(Dataset entries)
◆ ◆ ◆ ◆
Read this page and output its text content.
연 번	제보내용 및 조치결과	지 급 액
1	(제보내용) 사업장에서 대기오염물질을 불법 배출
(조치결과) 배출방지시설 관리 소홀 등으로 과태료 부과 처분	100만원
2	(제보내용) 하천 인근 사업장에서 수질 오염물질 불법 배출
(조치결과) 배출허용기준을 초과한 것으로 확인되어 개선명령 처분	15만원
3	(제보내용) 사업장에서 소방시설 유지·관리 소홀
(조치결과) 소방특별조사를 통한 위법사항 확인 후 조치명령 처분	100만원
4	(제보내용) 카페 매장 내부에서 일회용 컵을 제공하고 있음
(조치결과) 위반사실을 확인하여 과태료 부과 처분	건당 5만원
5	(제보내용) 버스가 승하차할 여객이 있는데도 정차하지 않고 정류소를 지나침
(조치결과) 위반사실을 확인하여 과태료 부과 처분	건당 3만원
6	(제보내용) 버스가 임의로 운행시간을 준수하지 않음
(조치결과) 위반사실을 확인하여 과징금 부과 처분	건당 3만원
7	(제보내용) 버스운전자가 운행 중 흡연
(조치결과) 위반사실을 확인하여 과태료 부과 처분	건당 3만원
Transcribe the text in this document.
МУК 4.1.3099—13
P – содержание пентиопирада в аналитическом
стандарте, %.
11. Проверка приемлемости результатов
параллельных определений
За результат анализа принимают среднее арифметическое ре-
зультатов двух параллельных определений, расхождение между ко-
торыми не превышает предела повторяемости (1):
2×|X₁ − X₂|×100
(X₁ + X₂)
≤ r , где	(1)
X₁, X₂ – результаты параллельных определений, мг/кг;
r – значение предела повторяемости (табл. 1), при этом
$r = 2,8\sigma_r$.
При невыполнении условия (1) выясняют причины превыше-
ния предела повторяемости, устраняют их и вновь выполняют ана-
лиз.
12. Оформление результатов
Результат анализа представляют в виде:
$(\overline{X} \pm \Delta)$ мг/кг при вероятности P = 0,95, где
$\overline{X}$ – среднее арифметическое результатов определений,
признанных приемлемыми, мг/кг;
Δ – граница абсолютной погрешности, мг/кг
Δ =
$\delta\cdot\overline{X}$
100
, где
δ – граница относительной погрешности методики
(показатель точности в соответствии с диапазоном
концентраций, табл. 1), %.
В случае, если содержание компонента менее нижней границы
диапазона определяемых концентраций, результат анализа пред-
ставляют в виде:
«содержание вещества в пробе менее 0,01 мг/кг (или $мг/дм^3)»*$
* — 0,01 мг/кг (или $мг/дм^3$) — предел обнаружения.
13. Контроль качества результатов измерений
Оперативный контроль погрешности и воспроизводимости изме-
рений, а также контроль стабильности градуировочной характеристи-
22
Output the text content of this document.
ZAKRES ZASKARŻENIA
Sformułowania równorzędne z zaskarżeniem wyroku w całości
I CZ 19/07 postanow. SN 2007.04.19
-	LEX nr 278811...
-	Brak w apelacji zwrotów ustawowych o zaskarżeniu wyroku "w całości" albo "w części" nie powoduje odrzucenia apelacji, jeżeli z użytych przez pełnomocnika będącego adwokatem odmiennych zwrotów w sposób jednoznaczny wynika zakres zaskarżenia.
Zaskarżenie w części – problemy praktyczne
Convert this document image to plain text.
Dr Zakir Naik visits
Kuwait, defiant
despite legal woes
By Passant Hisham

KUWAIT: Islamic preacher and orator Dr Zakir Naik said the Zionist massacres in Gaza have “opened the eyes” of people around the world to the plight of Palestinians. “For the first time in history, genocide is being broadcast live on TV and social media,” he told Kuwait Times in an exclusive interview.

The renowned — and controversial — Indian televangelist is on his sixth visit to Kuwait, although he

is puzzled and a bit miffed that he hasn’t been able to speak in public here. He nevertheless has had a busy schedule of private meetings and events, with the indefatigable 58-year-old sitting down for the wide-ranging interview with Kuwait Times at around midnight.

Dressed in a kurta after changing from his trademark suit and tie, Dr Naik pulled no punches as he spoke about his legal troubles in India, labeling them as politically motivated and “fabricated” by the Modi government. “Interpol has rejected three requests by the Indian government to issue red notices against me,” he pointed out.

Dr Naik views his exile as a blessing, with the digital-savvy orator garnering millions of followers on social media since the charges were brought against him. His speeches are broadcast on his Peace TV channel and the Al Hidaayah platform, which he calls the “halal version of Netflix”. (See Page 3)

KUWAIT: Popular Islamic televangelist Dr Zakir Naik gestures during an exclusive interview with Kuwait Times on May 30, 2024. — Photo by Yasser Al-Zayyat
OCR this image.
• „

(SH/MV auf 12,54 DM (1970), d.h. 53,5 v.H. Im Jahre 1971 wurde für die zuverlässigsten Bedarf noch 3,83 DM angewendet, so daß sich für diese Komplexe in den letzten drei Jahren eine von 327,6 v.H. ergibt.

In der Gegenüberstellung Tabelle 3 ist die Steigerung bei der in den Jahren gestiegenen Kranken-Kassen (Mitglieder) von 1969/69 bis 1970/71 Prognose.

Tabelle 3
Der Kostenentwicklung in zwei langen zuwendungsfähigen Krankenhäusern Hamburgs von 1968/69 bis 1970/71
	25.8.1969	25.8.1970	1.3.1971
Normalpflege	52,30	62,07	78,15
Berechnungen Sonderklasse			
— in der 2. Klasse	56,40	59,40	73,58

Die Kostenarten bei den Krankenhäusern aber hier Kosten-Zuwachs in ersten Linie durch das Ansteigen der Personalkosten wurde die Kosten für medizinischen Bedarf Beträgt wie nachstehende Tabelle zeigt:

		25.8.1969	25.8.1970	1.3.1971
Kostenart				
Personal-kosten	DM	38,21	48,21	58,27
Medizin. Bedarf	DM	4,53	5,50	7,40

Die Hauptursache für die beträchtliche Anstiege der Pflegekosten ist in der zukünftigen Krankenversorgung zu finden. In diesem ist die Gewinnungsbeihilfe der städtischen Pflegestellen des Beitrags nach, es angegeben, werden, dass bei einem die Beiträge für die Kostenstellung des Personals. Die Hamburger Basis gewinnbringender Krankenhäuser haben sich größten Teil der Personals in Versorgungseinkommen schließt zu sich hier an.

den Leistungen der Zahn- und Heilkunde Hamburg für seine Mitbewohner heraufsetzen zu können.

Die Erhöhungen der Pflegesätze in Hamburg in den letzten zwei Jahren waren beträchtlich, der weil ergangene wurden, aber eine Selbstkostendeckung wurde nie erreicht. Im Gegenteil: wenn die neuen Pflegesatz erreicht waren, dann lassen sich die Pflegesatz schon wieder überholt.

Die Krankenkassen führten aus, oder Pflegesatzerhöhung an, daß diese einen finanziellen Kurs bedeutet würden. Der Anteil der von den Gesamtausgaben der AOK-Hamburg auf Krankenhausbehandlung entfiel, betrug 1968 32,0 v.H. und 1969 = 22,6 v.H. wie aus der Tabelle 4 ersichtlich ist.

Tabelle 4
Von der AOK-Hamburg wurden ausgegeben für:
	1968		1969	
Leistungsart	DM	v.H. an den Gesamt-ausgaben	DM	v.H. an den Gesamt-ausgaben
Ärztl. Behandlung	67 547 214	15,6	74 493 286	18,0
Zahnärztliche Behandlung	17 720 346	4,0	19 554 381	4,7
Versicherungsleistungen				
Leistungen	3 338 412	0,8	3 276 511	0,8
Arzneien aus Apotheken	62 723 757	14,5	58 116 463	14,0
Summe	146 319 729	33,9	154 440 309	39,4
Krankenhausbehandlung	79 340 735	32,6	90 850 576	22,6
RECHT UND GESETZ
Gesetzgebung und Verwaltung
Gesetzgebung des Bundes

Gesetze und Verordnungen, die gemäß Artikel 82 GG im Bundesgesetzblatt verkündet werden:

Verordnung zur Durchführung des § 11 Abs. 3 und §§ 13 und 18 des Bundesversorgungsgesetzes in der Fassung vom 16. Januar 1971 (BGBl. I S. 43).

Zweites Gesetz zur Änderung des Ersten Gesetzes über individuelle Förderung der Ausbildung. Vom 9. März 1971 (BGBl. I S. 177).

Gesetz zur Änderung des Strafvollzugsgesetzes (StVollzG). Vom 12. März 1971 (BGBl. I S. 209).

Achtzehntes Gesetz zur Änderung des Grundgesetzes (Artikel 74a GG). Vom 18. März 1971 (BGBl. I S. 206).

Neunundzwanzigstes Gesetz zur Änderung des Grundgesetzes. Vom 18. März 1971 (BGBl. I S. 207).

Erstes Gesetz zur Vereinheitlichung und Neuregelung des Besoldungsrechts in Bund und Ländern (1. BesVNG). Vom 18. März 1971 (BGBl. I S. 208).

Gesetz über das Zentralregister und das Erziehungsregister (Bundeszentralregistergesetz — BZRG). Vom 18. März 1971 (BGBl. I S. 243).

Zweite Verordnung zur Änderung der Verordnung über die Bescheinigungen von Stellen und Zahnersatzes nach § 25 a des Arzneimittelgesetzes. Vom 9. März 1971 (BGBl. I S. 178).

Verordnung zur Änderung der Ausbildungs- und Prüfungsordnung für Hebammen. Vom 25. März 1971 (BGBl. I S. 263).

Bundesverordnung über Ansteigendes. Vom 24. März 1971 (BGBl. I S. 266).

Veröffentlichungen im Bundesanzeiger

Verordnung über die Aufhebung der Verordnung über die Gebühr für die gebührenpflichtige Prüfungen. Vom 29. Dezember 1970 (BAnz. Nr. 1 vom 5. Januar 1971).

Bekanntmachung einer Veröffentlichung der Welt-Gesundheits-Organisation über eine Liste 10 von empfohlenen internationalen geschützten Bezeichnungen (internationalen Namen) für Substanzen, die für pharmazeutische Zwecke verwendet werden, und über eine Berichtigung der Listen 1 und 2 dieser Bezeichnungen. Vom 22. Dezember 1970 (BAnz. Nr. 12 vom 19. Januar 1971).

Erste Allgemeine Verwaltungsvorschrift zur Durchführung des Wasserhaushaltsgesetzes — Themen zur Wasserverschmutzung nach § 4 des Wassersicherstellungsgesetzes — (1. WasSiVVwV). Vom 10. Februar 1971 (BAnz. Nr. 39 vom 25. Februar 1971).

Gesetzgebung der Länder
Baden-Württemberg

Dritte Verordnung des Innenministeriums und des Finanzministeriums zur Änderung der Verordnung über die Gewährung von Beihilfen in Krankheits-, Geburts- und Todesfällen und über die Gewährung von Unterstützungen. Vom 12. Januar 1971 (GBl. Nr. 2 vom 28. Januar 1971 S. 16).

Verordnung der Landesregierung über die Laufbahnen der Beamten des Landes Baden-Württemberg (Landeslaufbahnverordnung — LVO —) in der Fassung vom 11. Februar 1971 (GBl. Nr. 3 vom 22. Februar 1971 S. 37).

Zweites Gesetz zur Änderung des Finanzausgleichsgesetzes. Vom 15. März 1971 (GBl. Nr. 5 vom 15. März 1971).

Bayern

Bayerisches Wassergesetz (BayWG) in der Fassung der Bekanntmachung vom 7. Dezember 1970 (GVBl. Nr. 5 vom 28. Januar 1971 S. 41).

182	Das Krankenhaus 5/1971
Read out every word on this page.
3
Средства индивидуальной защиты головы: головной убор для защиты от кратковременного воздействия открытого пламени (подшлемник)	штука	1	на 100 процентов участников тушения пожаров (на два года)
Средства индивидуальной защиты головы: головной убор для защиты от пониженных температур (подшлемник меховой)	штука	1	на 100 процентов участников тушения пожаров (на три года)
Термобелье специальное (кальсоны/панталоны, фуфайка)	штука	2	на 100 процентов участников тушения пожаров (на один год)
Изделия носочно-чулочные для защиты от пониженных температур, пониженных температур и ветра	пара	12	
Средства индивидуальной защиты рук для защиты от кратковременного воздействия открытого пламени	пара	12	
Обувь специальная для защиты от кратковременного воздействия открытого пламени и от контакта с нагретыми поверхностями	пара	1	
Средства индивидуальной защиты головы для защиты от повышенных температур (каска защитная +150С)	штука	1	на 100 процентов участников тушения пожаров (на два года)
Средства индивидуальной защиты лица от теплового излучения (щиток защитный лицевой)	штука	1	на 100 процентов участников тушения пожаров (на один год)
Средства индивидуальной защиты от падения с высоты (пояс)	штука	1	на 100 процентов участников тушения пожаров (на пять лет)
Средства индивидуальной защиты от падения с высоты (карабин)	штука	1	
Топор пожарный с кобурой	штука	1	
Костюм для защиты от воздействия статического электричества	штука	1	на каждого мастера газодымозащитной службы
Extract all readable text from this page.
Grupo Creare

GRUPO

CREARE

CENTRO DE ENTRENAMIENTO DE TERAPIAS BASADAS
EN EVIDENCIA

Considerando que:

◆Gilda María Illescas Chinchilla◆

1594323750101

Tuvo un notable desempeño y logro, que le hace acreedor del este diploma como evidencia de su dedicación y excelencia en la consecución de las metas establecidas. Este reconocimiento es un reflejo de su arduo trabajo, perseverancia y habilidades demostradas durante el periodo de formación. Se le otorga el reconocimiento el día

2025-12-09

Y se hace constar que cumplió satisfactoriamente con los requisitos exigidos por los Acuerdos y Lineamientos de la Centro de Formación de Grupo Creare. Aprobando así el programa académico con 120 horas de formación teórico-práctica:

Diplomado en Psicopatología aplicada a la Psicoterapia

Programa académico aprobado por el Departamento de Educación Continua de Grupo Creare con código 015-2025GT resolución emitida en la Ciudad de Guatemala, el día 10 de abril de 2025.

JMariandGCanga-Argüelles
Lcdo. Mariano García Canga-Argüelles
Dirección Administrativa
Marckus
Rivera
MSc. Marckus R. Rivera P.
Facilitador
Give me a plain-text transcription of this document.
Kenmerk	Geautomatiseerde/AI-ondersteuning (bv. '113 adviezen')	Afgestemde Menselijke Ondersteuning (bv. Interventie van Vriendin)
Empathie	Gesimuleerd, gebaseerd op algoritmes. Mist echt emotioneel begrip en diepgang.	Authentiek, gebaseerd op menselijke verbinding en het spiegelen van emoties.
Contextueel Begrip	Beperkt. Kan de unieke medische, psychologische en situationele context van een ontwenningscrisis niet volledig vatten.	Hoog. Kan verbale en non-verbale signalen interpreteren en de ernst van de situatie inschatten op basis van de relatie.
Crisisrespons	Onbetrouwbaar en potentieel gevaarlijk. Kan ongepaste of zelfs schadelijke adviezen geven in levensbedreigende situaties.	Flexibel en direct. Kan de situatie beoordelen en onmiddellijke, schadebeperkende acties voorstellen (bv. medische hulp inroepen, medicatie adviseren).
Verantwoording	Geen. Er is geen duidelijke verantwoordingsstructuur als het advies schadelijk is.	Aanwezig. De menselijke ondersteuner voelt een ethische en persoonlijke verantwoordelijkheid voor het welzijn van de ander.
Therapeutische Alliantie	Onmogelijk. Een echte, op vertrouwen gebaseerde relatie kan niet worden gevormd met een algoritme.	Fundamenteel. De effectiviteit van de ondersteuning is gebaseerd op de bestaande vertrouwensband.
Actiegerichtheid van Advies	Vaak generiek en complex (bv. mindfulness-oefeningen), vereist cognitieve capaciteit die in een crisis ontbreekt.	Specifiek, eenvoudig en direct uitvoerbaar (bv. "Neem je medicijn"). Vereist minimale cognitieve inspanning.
◆ ◆ ◆ ◆
__EXERCISE DETAILS__: In the records above, find the lines containing "całości" and copy them.

__RESPONSE__:
Sformułowania równorzędne z zaskarżeniem wyroku w całości
-	Brak w apelacji zwrotów ustawowych o zaskarżeniu wyroku "w całości" albo "w części" nie powoduje odrzucenia apelacji, jeżeli z użytych przez pełnomocnika będącego adwokatem odmiennych zwrotów w sposób jednoznaczny wynika zakres zaskarżenia.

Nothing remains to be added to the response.